What is expected: The listing must be reproduced in full, exactly as it stands.

○ ○ ○ ○

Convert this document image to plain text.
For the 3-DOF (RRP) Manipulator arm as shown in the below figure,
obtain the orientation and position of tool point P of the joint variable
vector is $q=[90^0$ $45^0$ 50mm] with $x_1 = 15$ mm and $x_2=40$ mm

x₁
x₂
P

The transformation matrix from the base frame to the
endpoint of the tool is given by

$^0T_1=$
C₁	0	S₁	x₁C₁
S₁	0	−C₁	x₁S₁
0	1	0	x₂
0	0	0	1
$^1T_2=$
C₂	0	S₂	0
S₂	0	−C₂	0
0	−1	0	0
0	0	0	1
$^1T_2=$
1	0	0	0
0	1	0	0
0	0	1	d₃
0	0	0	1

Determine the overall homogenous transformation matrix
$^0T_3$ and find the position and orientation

○ ○ ○ ○

Exercise response:
Convert this document image to plain text.
For the 3-DOF (RRP) Manipulator arm as shown in the below figure,
obtain the orientation and position of tool point P of the joint variable
vector is $q=[90^0$ $45^0$ 50mm] with $x_1 = 15$ mm and $x_2=40$ mm

x₁
x₂
P

The transformation matrix from the base frame to the
endpoint of the tool is given by

$^0T_1=$
C₁	0	S₁	x₁C₁
S₁	0	−C₁	x₁S₁
0	1	0	x₂
0	0	0	1
$^1T_2=$
C₂	0	S₂	0
S₂	0	−C₂	0
0	−1	0	0
0	0	0	1
$^1T_2=$
1	0	0	0
0	1	0	0
0	0	1	d₃
0	0	0	1

Determine the overall homogenous transformation matrix
$^0T_3$ and find the position and orientation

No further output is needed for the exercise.